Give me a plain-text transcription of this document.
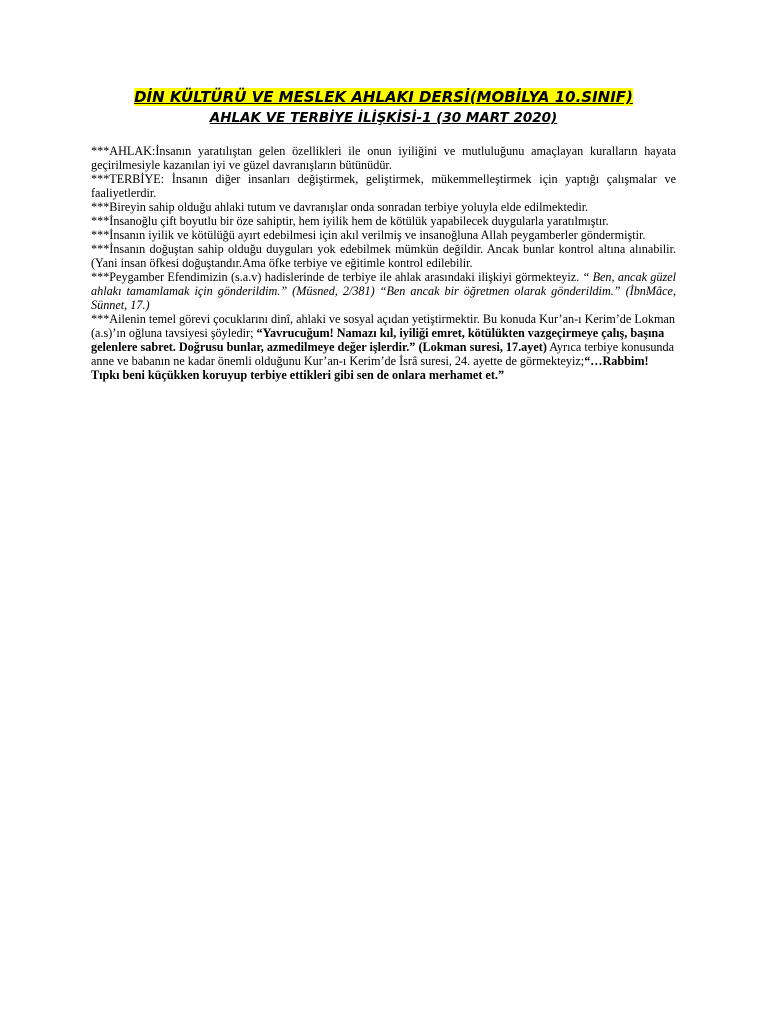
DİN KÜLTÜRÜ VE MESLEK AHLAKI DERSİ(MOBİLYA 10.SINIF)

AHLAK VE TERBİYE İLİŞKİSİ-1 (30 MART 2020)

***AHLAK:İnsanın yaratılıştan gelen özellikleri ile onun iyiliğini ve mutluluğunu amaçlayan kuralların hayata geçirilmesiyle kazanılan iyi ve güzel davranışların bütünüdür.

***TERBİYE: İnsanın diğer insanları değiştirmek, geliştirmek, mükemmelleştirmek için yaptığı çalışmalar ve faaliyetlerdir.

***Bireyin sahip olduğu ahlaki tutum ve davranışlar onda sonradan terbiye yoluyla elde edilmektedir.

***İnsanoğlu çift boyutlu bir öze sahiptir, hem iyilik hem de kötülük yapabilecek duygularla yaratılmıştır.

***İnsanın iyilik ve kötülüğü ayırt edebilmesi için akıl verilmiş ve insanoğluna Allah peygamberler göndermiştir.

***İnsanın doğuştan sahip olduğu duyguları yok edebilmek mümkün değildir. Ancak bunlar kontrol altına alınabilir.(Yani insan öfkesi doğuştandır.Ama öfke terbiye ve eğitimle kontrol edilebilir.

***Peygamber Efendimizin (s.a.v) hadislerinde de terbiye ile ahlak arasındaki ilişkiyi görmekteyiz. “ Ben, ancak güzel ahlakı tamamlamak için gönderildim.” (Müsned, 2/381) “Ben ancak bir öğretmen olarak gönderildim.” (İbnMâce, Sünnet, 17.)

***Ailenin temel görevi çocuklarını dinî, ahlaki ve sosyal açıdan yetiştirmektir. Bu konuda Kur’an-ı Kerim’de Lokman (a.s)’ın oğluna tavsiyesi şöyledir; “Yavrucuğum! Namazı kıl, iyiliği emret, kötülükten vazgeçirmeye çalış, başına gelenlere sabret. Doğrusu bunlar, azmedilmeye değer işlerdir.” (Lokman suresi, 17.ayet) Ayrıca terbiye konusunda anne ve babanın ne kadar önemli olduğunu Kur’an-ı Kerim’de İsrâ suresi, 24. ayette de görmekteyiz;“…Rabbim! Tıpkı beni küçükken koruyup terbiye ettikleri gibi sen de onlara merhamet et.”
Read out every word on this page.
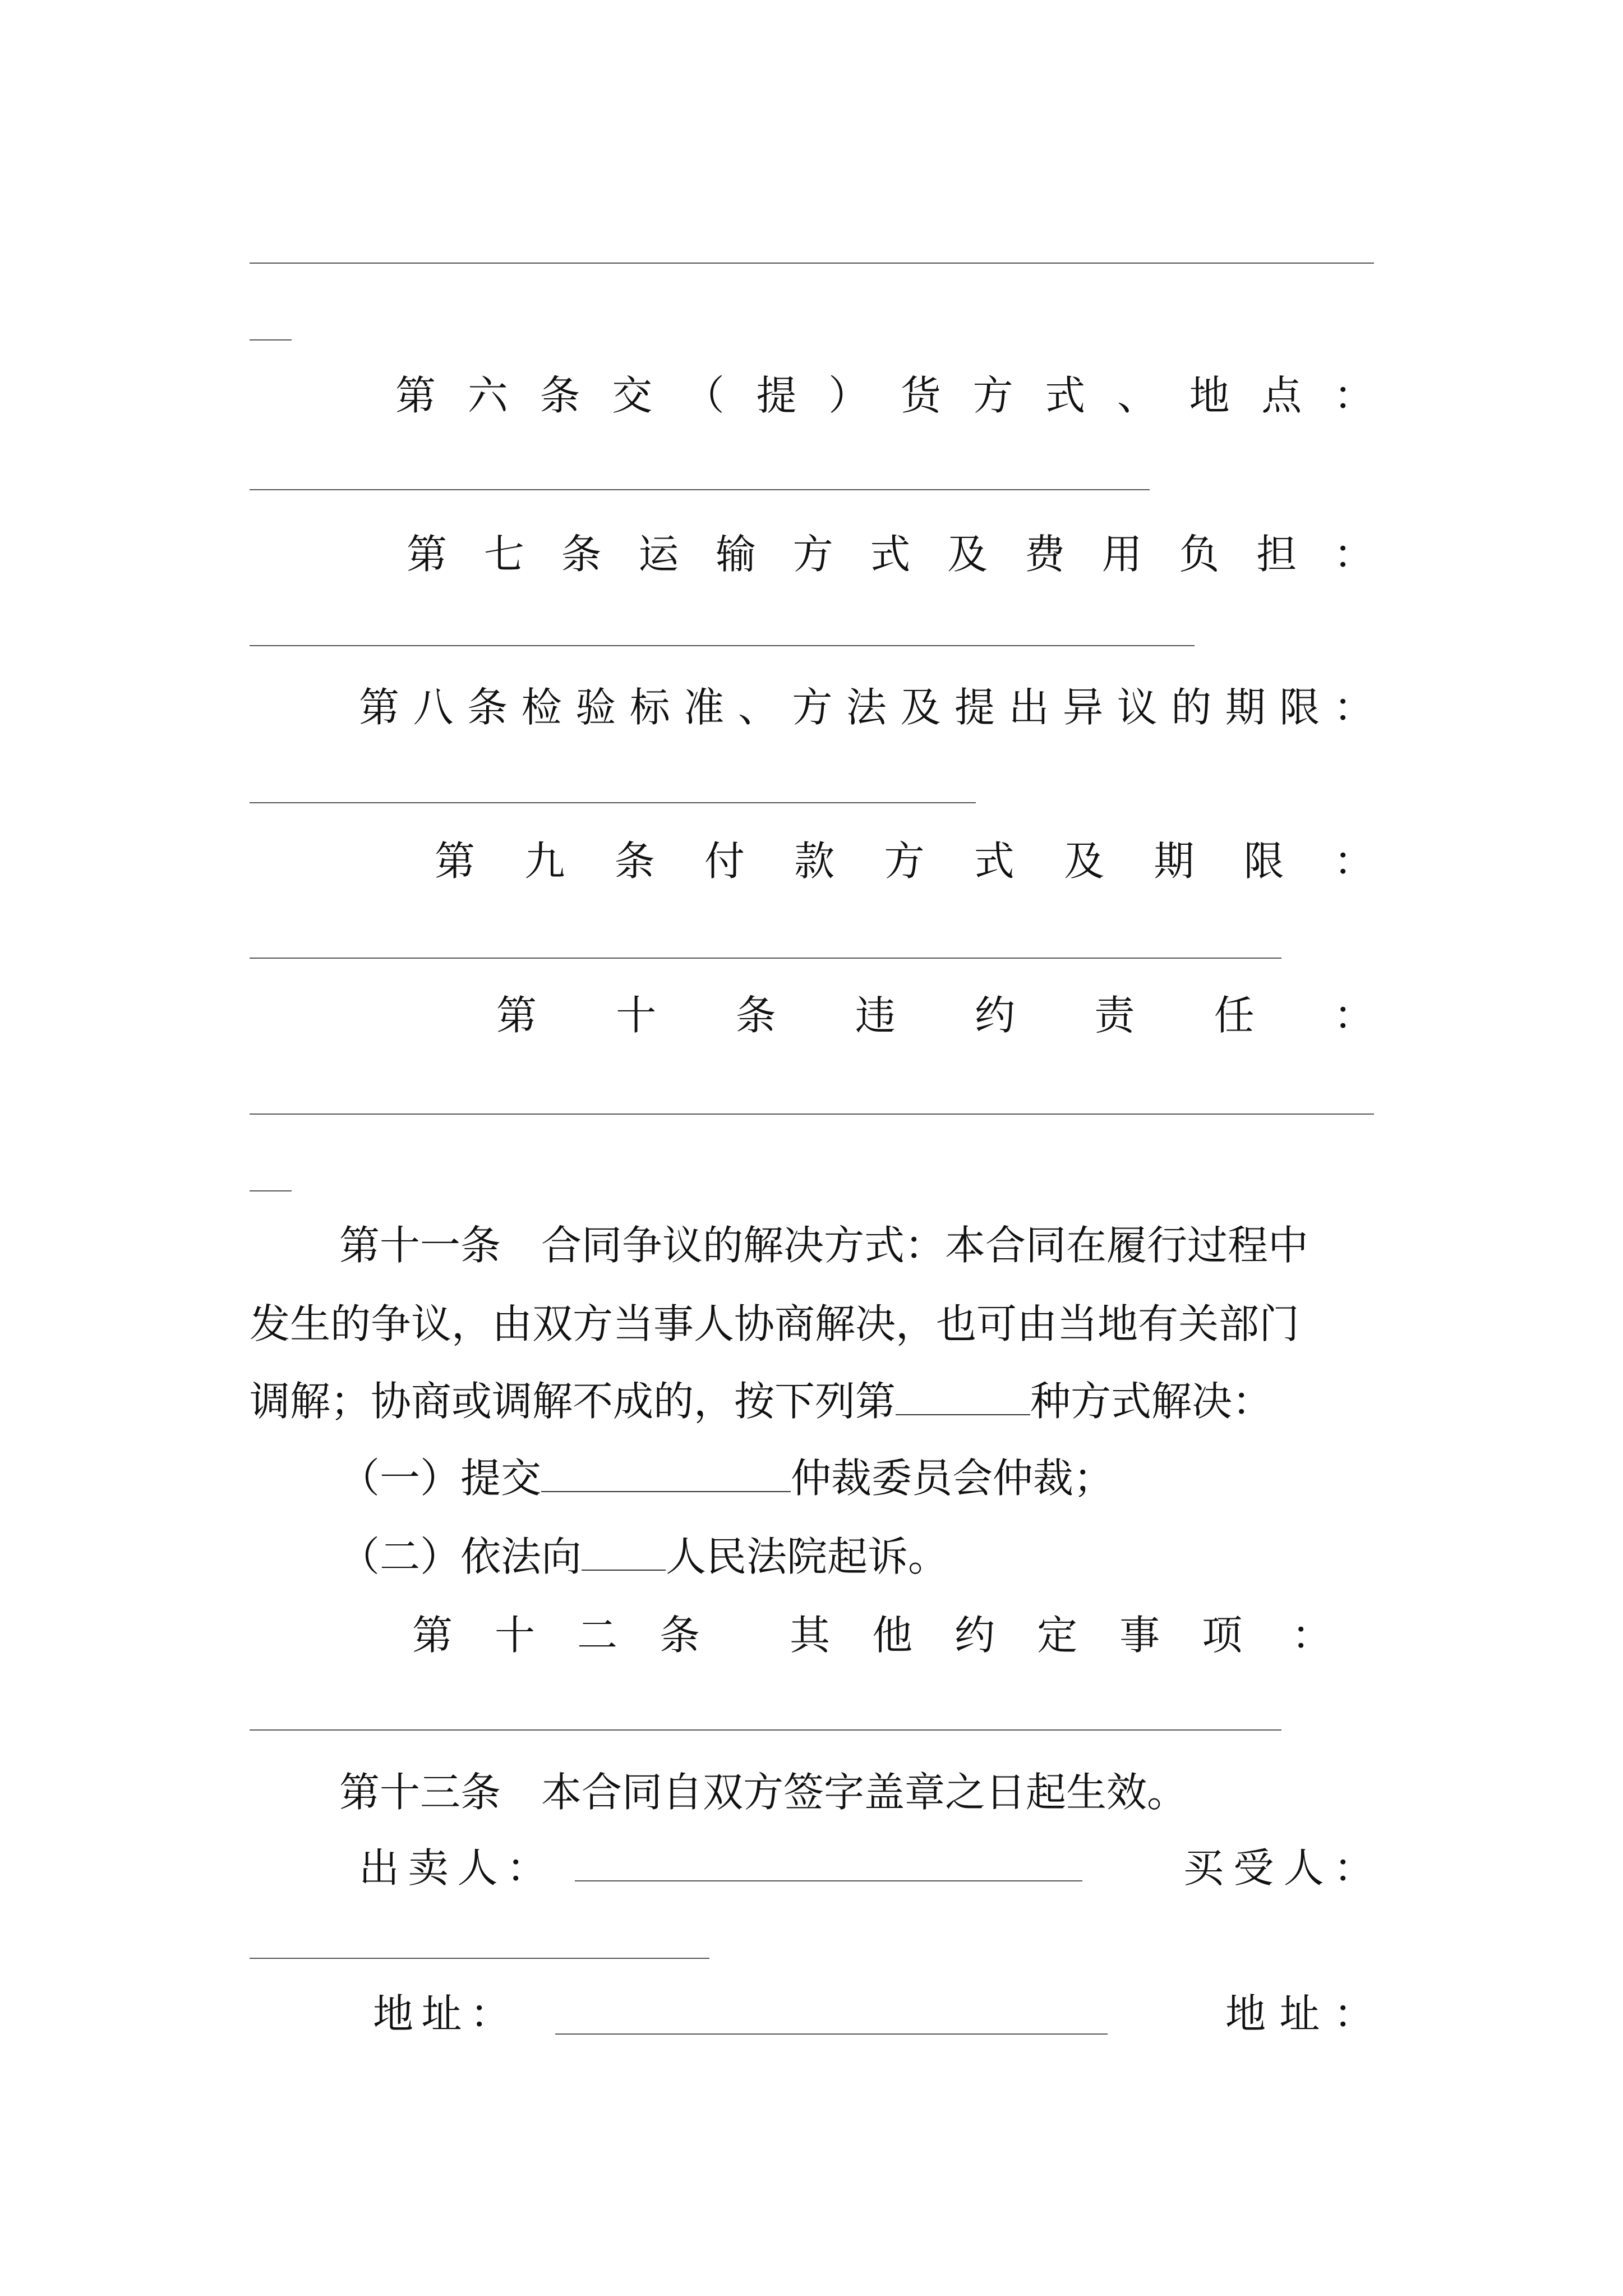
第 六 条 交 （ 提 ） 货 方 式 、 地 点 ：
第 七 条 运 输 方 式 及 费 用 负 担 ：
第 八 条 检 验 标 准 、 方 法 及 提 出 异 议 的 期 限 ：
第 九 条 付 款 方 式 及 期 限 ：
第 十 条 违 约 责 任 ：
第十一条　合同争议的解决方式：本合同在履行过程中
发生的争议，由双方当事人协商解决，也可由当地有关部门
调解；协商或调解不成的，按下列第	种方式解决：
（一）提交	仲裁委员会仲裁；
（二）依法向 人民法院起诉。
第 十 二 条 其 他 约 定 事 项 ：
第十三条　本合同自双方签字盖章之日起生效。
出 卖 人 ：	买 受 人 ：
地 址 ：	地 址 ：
==
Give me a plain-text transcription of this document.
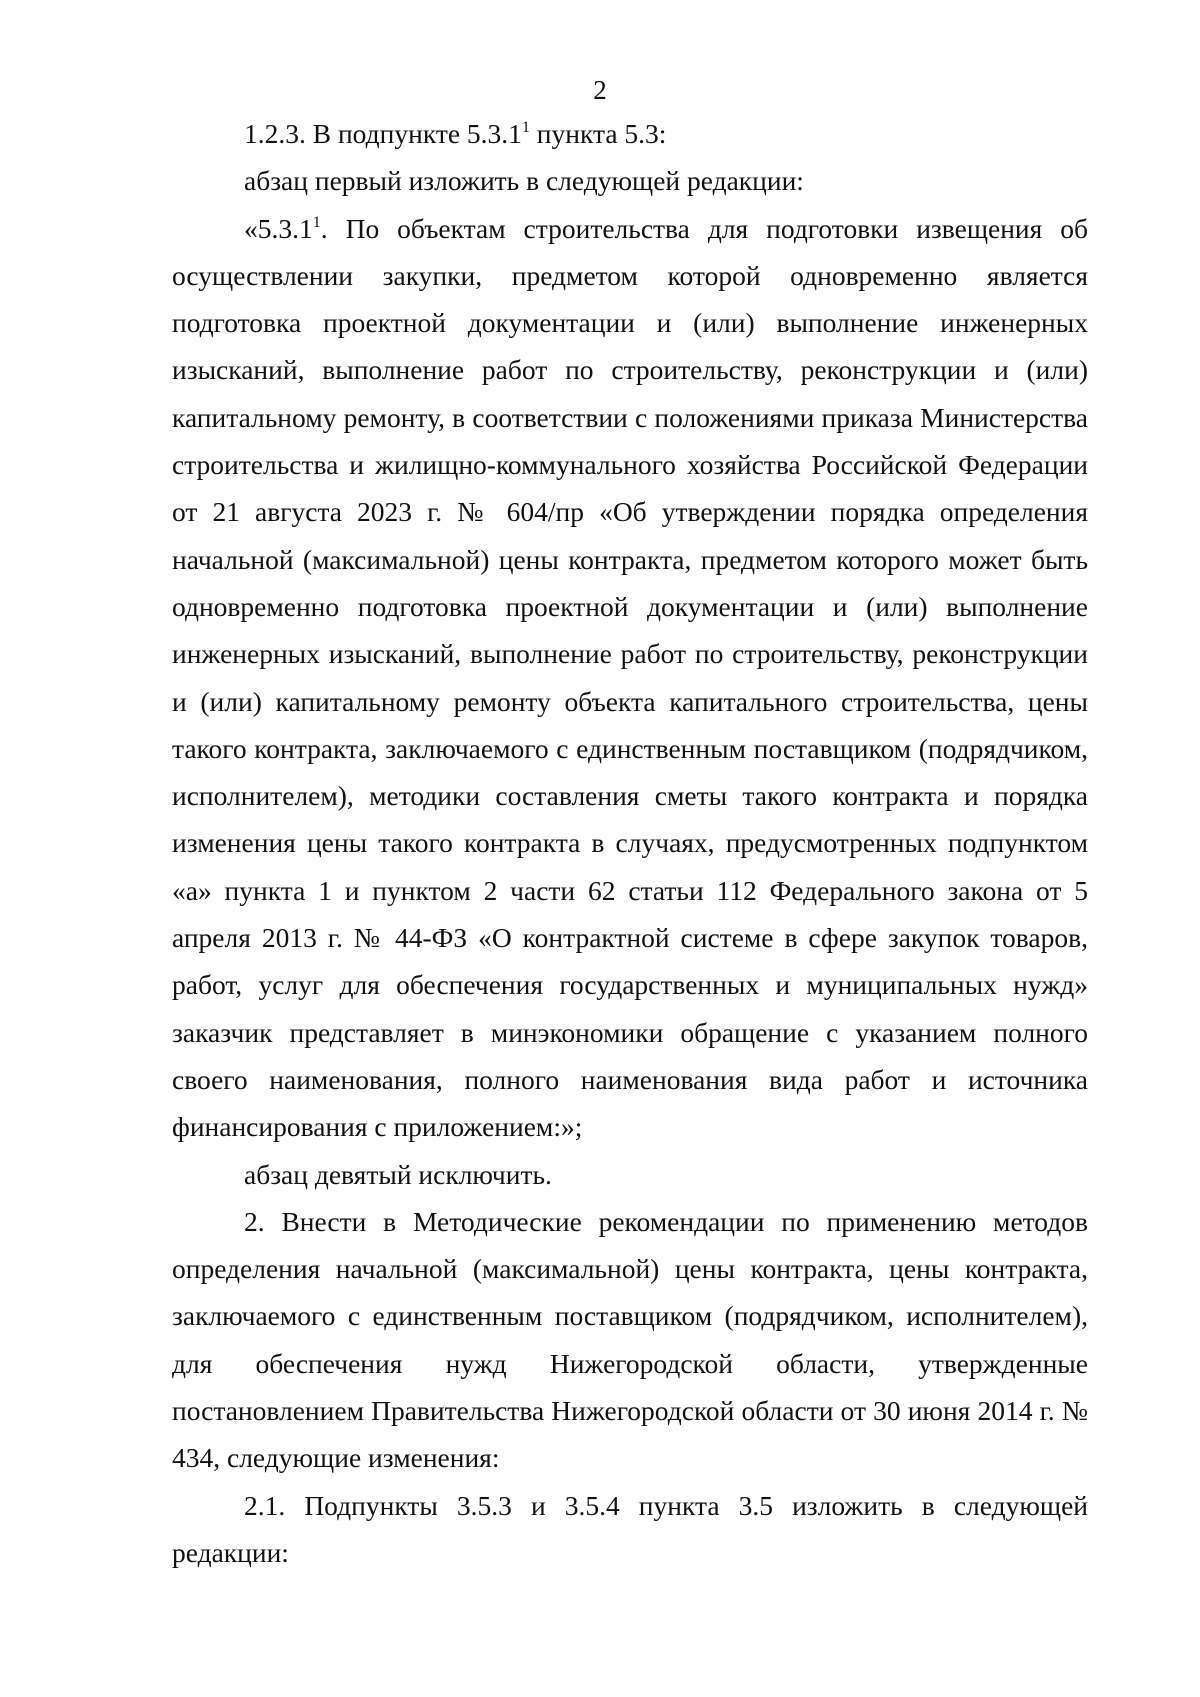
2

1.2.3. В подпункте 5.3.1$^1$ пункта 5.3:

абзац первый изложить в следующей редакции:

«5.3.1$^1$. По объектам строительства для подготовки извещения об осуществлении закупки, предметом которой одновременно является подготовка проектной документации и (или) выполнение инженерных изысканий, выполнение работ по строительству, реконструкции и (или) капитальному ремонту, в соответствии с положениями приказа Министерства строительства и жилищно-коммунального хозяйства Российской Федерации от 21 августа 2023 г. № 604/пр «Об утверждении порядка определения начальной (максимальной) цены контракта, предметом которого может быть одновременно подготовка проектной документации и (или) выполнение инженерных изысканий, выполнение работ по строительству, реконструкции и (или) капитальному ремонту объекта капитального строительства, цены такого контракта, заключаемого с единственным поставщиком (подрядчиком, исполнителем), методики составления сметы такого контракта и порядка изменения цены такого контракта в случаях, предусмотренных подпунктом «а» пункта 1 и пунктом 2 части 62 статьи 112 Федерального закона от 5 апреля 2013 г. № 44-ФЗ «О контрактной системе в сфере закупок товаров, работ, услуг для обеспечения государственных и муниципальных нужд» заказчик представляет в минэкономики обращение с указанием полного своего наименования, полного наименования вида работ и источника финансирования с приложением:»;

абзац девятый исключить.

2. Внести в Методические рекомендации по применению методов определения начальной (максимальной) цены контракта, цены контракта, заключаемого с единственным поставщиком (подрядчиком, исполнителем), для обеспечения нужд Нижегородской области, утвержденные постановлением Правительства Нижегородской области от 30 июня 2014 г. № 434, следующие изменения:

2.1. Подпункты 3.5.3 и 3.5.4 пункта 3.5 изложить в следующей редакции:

Exercise aim:
Scan the records above for the string "TERBİYE", then report every line that contains it.

Reply:
AHLAK VE TERBİYE İLİŞKİSİ-1 (30 MART 2020)
***TERBİYE: İnsanın diğer insanları değiştirmek, geliştirmek, mükemmelleştirmek için yaptığı çalışmalar ve faaliyetlerdir.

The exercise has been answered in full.